**AIM OF THE TASK**
Copy everything from the line containing "What elements are" down to the line containing "Point xyxy=(169,573,191,587)", including both of those lines.

**PROVIDED DATA**
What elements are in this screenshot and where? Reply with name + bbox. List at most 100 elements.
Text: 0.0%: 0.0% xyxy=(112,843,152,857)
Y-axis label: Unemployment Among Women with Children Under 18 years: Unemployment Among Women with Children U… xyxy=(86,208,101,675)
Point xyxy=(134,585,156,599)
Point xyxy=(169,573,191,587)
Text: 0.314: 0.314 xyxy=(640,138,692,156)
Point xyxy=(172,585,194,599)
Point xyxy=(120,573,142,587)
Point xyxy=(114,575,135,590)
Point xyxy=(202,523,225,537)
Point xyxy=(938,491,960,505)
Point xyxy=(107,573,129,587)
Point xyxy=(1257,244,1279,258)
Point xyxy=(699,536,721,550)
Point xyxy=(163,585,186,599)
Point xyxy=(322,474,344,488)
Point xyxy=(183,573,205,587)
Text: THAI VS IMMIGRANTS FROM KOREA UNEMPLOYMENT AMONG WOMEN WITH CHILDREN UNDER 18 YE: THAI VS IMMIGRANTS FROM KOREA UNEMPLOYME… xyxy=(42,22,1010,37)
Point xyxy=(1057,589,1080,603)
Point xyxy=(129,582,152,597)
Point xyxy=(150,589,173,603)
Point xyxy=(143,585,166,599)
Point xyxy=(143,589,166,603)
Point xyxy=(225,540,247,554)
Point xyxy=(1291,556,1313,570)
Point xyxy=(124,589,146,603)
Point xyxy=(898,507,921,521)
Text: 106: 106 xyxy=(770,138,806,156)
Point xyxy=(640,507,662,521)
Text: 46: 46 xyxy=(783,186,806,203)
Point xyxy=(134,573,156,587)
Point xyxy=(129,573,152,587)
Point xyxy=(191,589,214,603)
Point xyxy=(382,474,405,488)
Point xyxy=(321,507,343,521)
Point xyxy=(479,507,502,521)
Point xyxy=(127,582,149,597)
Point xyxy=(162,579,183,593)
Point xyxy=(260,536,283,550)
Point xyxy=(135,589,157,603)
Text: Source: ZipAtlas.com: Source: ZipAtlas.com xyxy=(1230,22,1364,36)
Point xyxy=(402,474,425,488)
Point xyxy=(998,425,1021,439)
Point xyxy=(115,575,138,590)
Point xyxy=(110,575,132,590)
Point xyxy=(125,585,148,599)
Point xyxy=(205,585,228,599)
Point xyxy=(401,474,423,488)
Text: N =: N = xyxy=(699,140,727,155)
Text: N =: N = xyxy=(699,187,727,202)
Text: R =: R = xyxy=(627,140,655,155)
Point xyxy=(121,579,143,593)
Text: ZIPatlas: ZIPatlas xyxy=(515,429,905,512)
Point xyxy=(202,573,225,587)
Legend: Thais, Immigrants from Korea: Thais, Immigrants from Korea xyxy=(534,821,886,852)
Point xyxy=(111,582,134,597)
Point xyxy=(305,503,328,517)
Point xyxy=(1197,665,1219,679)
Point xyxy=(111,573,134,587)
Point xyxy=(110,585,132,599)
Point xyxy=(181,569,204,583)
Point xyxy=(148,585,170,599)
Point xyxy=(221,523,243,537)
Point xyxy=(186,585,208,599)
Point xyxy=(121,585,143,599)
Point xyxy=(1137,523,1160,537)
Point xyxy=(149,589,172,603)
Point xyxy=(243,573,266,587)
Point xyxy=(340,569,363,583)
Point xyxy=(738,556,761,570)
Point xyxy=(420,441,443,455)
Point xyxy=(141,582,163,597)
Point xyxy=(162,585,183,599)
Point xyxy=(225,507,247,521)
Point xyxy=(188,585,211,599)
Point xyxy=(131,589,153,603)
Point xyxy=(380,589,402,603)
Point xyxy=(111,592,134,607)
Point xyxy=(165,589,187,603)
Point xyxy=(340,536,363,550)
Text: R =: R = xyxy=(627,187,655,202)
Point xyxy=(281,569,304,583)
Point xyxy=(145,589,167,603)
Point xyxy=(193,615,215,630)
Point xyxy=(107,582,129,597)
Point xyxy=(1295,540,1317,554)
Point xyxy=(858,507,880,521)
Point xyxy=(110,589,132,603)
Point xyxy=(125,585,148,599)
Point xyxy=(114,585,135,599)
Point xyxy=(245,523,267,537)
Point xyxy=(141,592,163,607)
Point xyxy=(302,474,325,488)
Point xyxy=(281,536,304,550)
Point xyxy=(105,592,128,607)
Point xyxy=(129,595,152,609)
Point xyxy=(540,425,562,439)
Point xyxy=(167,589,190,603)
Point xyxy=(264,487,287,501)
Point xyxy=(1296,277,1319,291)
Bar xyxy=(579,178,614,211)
---
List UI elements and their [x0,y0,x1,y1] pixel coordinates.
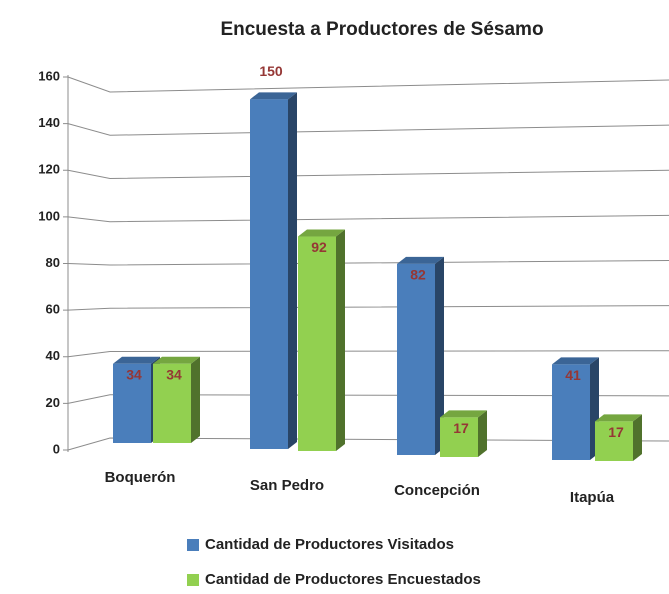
==
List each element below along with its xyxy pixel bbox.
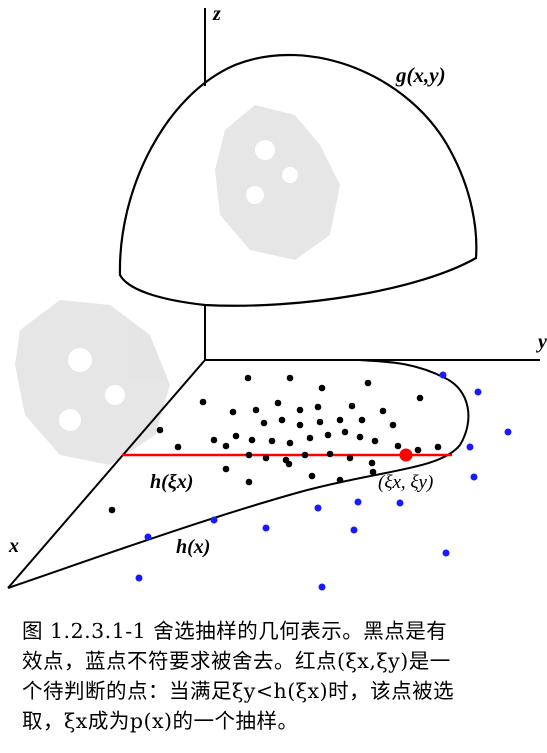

**RESPONSE BELOW**
What elements are in this screenshot and where? Reply with name + bbox. List at most 100 elements.
Text: 0.0%: 0.0% xyxy=(112,843,152,857)
Y-axis label: Unemployment Among Women with Children Under 18 years: Unemployment Among Women with Children U… xyxy=(86,208,101,675)
Point xyxy=(134,585,156,599)
Point xyxy=(169,573,191,587)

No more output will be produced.